> _MATERIAL FOR THIS TASK_
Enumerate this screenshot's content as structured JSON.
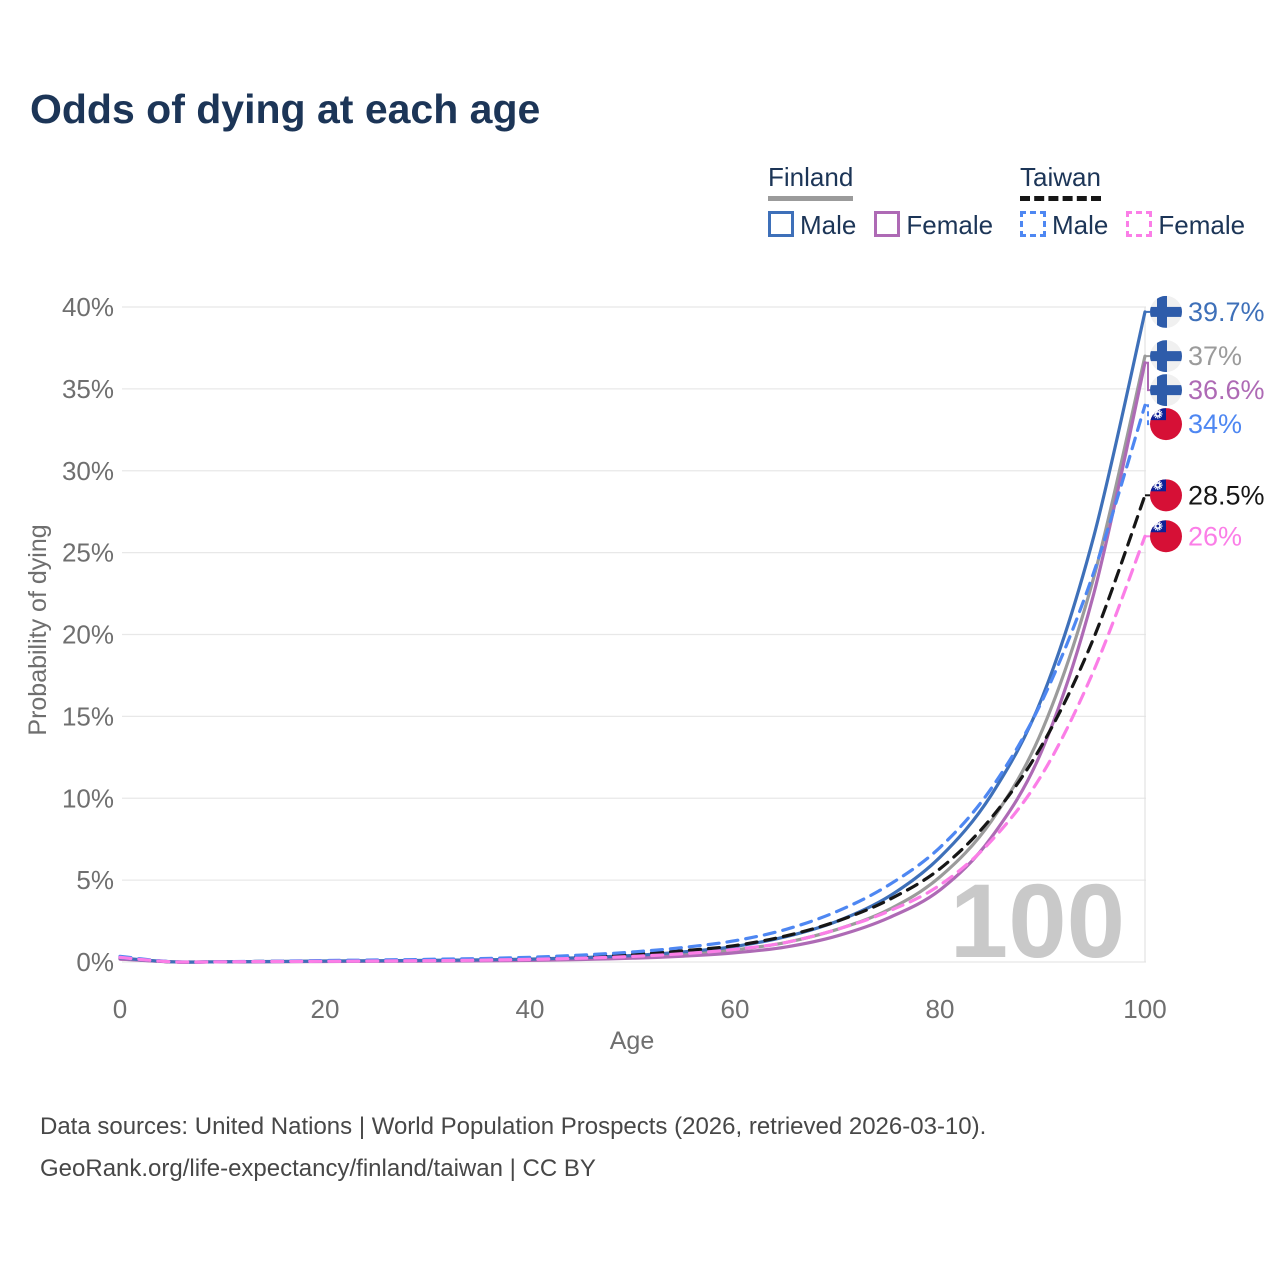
{
  "title": "Odds of dying at each age",
  "legend": {
    "groups": [
      {
        "id": "finland",
        "label": "Finland",
        "line_style": "solid",
        "line_color": "#9b9b9b",
        "items": [
          {
            "series": "finland-male",
            "label": "Male"
          },
          {
            "series": "finland-female",
            "label": "Female"
          }
        ]
      },
      {
        "id": "taiwan",
        "label": "Taiwan",
        "line_style": "dashed",
        "line_color": "#161616",
        "items": [
          {
            "series": "taiwan-male",
            "label": "Male"
          },
          {
            "series": "taiwan-female",
            "label": "Female"
          }
        ]
      }
    ]
  },
  "chart_data": {
    "type": "line",
    "title": "Odds of dying at each age",
    "xlabel": "Age",
    "ylabel": "Probability of dying",
    "xlim": [
      0,
      100
    ],
    "ylim": [
      0,
      40
    ],
    "x_ticks": [
      0,
      20,
      40,
      60,
      80,
      100
    ],
    "y_ticks": [
      "0%",
      "5%",
      "10%",
      "15%",
      "20%",
      "25%",
      "30%",
      "35%",
      "40%"
    ],
    "grid": "horizontal",
    "age_cursor": 100,
    "watermark": "100",
    "series": [
      {
        "id": "finland-total",
        "name": "Finland",
        "country": "finland",
        "sex": "both",
        "color": "#9b9b9b",
        "dash": false,
        "end_label": "37%",
        "flag": "finland",
        "points": [
          [
            0,
            0.2
          ],
          [
            5,
            0.01
          ],
          [
            10,
            0.01
          ],
          [
            15,
            0.02
          ],
          [
            20,
            0.04
          ],
          [
            25,
            0.06
          ],
          [
            30,
            0.08
          ],
          [
            35,
            0.1
          ],
          [
            40,
            0.14
          ],
          [
            45,
            0.2
          ],
          [
            50,
            0.31
          ],
          [
            55,
            0.48
          ],
          [
            60,
            0.74
          ],
          [
            65,
            1.2
          ],
          [
            70,
            2.0
          ],
          [
            75,
            3.2
          ],
          [
            80,
            5.2
          ],
          [
            85,
            8.6
          ],
          [
            90,
            14.2
          ],
          [
            95,
            23.5
          ],
          [
            100,
            37.0
          ]
        ]
      },
      {
        "id": "finland-female",
        "name": "Finland Female",
        "country": "finland",
        "sex": "female",
        "color": "#ae6ab5",
        "dash": false,
        "end_label": "36.6%",
        "flag": "finland",
        "points": [
          [
            0,
            0.18
          ],
          [
            5,
            0.01
          ],
          [
            10,
            0.01
          ],
          [
            15,
            0.02
          ],
          [
            20,
            0.03
          ],
          [
            25,
            0.04
          ],
          [
            30,
            0.05
          ],
          [
            35,
            0.07
          ],
          [
            40,
            0.1
          ],
          [
            45,
            0.15
          ],
          [
            50,
            0.23
          ],
          [
            55,
            0.36
          ],
          [
            60,
            0.56
          ],
          [
            65,
            0.92
          ],
          [
            70,
            1.6
          ],
          [
            75,
            2.7
          ],
          [
            80,
            4.4
          ],
          [
            85,
            7.6
          ],
          [
            90,
            13.0
          ],
          [
            95,
            22.5
          ],
          [
            100,
            36.6
          ]
        ]
      },
      {
        "id": "finland-male",
        "name": "Finland Male",
        "country": "finland",
        "sex": "male",
        "color": "#3e70b9",
        "dash": false,
        "end_label": "39.7%",
        "flag": "finland",
        "points": [
          [
            0,
            0.25
          ],
          [
            5,
            0.01
          ],
          [
            10,
            0.01
          ],
          [
            15,
            0.03
          ],
          [
            20,
            0.06
          ],
          [
            25,
            0.08
          ],
          [
            30,
            0.1
          ],
          [
            35,
            0.13
          ],
          [
            40,
            0.18
          ],
          [
            45,
            0.26
          ],
          [
            50,
            0.4
          ],
          [
            55,
            0.62
          ],
          [
            60,
            0.95
          ],
          [
            65,
            1.55
          ],
          [
            70,
            2.5
          ],
          [
            75,
            4.0
          ],
          [
            80,
            6.4
          ],
          [
            85,
            10.2
          ],
          [
            90,
            16.2
          ],
          [
            95,
            26.0
          ],
          [
            100,
            39.7
          ]
        ]
      },
      {
        "id": "taiwan-total",
        "name": "Taiwan",
        "country": "taiwan",
        "sex": "both",
        "color": "#161616",
        "dash": true,
        "end_label": "28.5%",
        "flag": "taiwan",
        "points": [
          [
            0,
            0.3
          ],
          [
            5,
            0.015
          ],
          [
            10,
            0.015
          ],
          [
            15,
            0.04
          ],
          [
            20,
            0.07
          ],
          [
            25,
            0.09
          ],
          [
            30,
            0.12
          ],
          [
            35,
            0.16
          ],
          [
            40,
            0.22
          ],
          [
            45,
            0.32
          ],
          [
            50,
            0.47
          ],
          [
            55,
            0.69
          ],
          [
            60,
            1.0
          ],
          [
            65,
            1.6
          ],
          [
            70,
            2.5
          ],
          [
            75,
            3.8
          ],
          [
            80,
            5.7
          ],
          [
            85,
            8.8
          ],
          [
            90,
            13.3
          ],
          [
            95,
            19.8
          ],
          [
            100,
            28.5
          ]
        ]
      },
      {
        "id": "taiwan-male",
        "name": "Taiwan Male",
        "country": "taiwan",
        "sex": "male",
        "color": "#4e87f2",
        "dash": true,
        "end_label": "34%",
        "flag": "taiwan",
        "points": [
          [
            0,
            0.35
          ],
          [
            5,
            0.02
          ],
          [
            10,
            0.02
          ],
          [
            15,
            0.05
          ],
          [
            20,
            0.09
          ],
          [
            25,
            0.12
          ],
          [
            30,
            0.16
          ],
          [
            35,
            0.21
          ],
          [
            40,
            0.29
          ],
          [
            45,
            0.42
          ],
          [
            50,
            0.61
          ],
          [
            55,
            0.89
          ],
          [
            60,
            1.3
          ],
          [
            65,
            2.0
          ],
          [
            70,
            3.1
          ],
          [
            75,
            4.7
          ],
          [
            80,
            7.0
          ],
          [
            85,
            10.6
          ],
          [
            90,
            16.0
          ],
          [
            95,
            23.8
          ],
          [
            100,
            34.0
          ]
        ]
      },
      {
        "id": "taiwan-female",
        "name": "Taiwan Female",
        "country": "taiwan",
        "sex": "female",
        "color": "#fb7ee7",
        "dash": true,
        "end_label": "26%",
        "flag": "taiwan",
        "points": [
          [
            0,
            0.28
          ],
          [
            5,
            0.01
          ],
          [
            10,
            0.01
          ],
          [
            15,
            0.03
          ],
          [
            20,
            0.04
          ],
          [
            25,
            0.06
          ],
          [
            30,
            0.08
          ],
          [
            35,
            0.11
          ],
          [
            40,
            0.16
          ],
          [
            45,
            0.23
          ],
          [
            50,
            0.34
          ],
          [
            55,
            0.51
          ],
          [
            60,
            0.77
          ],
          [
            65,
            1.2
          ],
          [
            70,
            2.0
          ],
          [
            75,
            3.1
          ],
          [
            80,
            4.7
          ],
          [
            85,
            7.4
          ],
          [
            90,
            11.5
          ],
          [
            95,
            17.8
          ],
          [
            100,
            26.0
          ]
        ]
      }
    ]
  },
  "flag_colors": {
    "finland_bg": "#f0f0f0",
    "finland_cross": "#2e5caa",
    "taiwan_red": "#d61036",
    "taiwan_blue": "#0d1f96",
    "taiwan_sun": "#ffffff"
  },
  "source": {
    "line1": "Data sources: United Nations | World Population Prospects (2026, retrieved 2026-03-10).",
    "line2": "GeoRank.org/life-expectancy/finland/taiwan | CC BY"
  }
}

> _THE REQUEST_
Ignore the images and quote every line of the listing exactly.

> _ANSWER TO THE PROBLEM_
Enumerate this screenshot's content as structured JSON.
{
  "title": "Odds of dying at each age",
  "legend": {
    "groups": [
      {
        "id": "finland",
        "label": "Finland",
        "line_style": "solid",
        "line_color": "#9b9b9b",
        "items": [
          {
            "series": "finland-male",
            "label": "Male"
          },
          {
            "series": "finland-female",
            "label": "Female"
          }
        ]
      },
      {
        "id": "taiwan",
        "label": "Taiwan",
        "line_style": "dashed",
        "line_color": "#161616",
        "items": [
          {
            "series": "taiwan-male",
            "label": "Male"
          },
          {
            "series": "taiwan-female",
            "label": "Female"
          }
        ]
      }
    ]
  },
  "chart_data": {
    "type": "line",
    "title": "Odds of dying at each age",
    "xlabel": "Age",
    "ylabel": "Probability of dying",
    "xlim": [
      0,
      100
    ],
    "ylim": [
      0,
      40
    ],
    "x_ticks": [
      0,
      20,
      40,
      60,
      80,
      100
    ],
    "y_ticks": [
      "0%",
      "5%",
      "10%",
      "15%",
      "20%",
      "25%",
      "30%",
      "35%",
      "40%"
    ],
    "grid": "horizontal",
    "age_cursor": 100,
    "watermark": "100",
    "series": [
      {
        "id": "finland-total",
        "name": "Finland",
        "country": "finland",
        "sex": "both",
        "color": "#9b9b9b",
        "dash": false,
        "end_label": "37%",
        "flag": "finland",
        "points": [
          [
            0,
            0.2
          ],
          [
            5,
            0.01
          ],
          [
            10,
            0.01
          ],
          [
            15,
            0.02
          ],
          [
            20,
            0.04
          ],
          [
            25,
            0.06
          ],
          [
            30,
            0.08
          ],
          [
            35,
            0.1
          ],
          [
            40,
            0.14
          ],
          [
            45,
            0.2
          ],
          [
            50,
            0.31
          ],
          [
            55,
            0.48
          ],
          [
            60,
            0.74
          ],
          [
            65,
            1.2
          ],
          [
            70,
            2.0
          ],
          [
            75,
            3.2
          ],
          [
            80,
            5.2
          ],
          [
            85,
            8.6
          ],
          [
            90,
            14.2
          ],
          [
            95,
            23.5
          ],
          [
            100,
            37.0
          ]
        ]
      },
      {
        "id": "finland-female",
        "name": "Finland Female",
        "country": "finland",
        "sex": "female",
        "color": "#ae6ab5",
        "dash": false,
        "end_label": "36.6%",
        "flag": "finland",
        "points": [
          [
            0,
            0.18
          ],
          [
            5,
            0.01
          ],
          [
            10,
            0.01
          ],
          [
            15,
            0.02
          ],
          [
            20,
            0.03
          ],
          [
            25,
            0.04
          ],
          [
            30,
            0.05
          ],
          [
            35,
            0.07
          ],
          [
            40,
            0.1
          ],
          [
            45,
            0.15
          ],
          [
            50,
            0.23
          ],
          [
            55,
            0.36
          ],
          [
            60,
            0.56
          ],
          [
            65,
            0.92
          ],
          [
            70,
            1.6
          ],
          [
            75,
            2.7
          ],
          [
            80,
            4.4
          ],
          [
            85,
            7.6
          ],
          [
            90,
            13.0
          ],
          [
            95,
            22.5
          ],
          [
            100,
            36.6
          ]
        ]
      },
      {
        "id": "finland-male",
        "name": "Finland Male",
        "country": "finland",
        "sex": "male",
        "color": "#3e70b9",
        "dash": false,
        "end_label": "39.7%",
        "flag": "finland",
        "points": [
          [
            0,
            0.25
          ],
          [
            5,
            0.01
          ],
          [
            10,
            0.01
          ],
          [
            15,
            0.03
          ],
          [
            20,
            0.06
          ],
          [
            25,
            0.08
          ],
          [
            30,
            0.1
          ],
          [
            35,
            0.13
          ],
          [
            40,
            0.18
          ],
          [
            45,
            0.26
          ],
          [
            50,
            0.4
          ],
          [
            55,
            0.62
          ],
          [
            60,
            0.95
          ],
          [
            65,
            1.55
          ],
          [
            70,
            2.5
          ],
          [
            75,
            4.0
          ],
          [
            80,
            6.4
          ],
          [
            85,
            10.2
          ],
          [
            90,
            16.2
          ],
          [
            95,
            26.0
          ],
          [
            100,
            39.7
          ]
        ]
      },
      {
        "id": "taiwan-total",
        "name": "Taiwan",
        "country": "taiwan",
        "sex": "both",
        "color": "#161616",
        "dash": true,
        "end_label": "28.5%",
        "flag": "taiwan",
        "points": [
          [
            0,
            0.3
          ],
          [
            5,
            0.015
          ],
          [
            10,
            0.015
          ],
          [
            15,
            0.04
          ],
          [
            20,
            0.07
          ],
          [
            25,
            0.09
          ],
          [
            30,
            0.12
          ],
          [
            35,
            0.16
          ],
          [
            40,
            0.22
          ],
          [
            45,
            0.32
          ],
          [
            50,
            0.47
          ],
          [
            55,
            0.69
          ],
          [
            60,
            1.0
          ],
          [
            65,
            1.6
          ],
          [
            70,
            2.5
          ],
          [
            75,
            3.8
          ],
          [
            80,
            5.7
          ],
          [
            85,
            8.8
          ],
          [
            90,
            13.3
          ],
          [
            95,
            19.8
          ],
          [
            100,
            28.5
          ]
        ]
      },
      {
        "id": "taiwan-male",
        "name": "Taiwan Male",
        "country": "taiwan",
        "sex": "male",
        "color": "#4e87f2",
        "dash": true,
        "end_label": "34%",
        "flag": "taiwan",
        "points": [
          [
            0,
            0.35
          ],
          [
            5,
            0.02
          ],
          [
            10,
            0.02
          ],
          [
            15,
            0.05
          ],
          [
            20,
            0.09
          ],
          [
            25,
            0.12
          ],
          [
            30,
            0.16
          ],
          [
            35,
            0.21
          ],
          [
            40,
            0.29
          ],
          [
            45,
            0.42
          ],
          [
            50,
            0.61
          ],
          [
            55,
            0.89
          ],
          [
            60,
            1.3
          ],
          [
            65,
            2.0
          ],
          [
            70,
            3.1
          ],
          [
            75,
            4.7
          ],
          [
            80,
            7.0
          ],
          [
            85,
            10.6
          ],
          [
            90,
            16.0
          ],
          [
            95,
            23.8
          ],
          [
            100,
            34.0
          ]
        ]
      },
      {
        "id": "taiwan-female",
        "name": "Taiwan Female",
        "country": "taiwan",
        "sex": "female",
        "color": "#fb7ee7",
        "dash": true,
        "end_label": "26%",
        "flag": "taiwan",
        "points": [
          [
            0,
            0.28
          ],
          [
            5,
            0.01
          ],
          [
            10,
            0.01
          ],
          [
            15,
            0.03
          ],
          [
            20,
            0.04
          ],
          [
            25,
            0.06
          ],
          [
            30,
            0.08
          ],
          [
            35,
            0.11
          ],
          [
            40,
            0.16
          ],
          [
            45,
            0.23
          ],
          [
            50,
            0.34
          ],
          [
            55,
            0.51
          ],
          [
            60,
            0.77
          ],
          [
            65,
            1.2
          ],
          [
            70,
            2.0
          ],
          [
            75,
            3.1
          ],
          [
            80,
            4.7
          ],
          [
            85,
            7.4
          ],
          [
            90,
            11.5
          ],
          [
            95,
            17.8
          ],
          [
            100,
            26.0
          ]
        ]
      }
    ]
  },
  "flag_colors": {
    "finland_bg": "#f0f0f0",
    "finland_cross": "#2e5caa",
    "taiwan_red": "#d61036",
    "taiwan_blue": "#0d1f96",
    "taiwan_sun": "#ffffff"
  },
  "source": {
    "line1": "Data sources: United Nations | World Population Prospects (2026, retrieved 2026-03-10).",
    "line2": "GeoRank.org/life-expectancy/finland/taiwan | CC BY"
  }
}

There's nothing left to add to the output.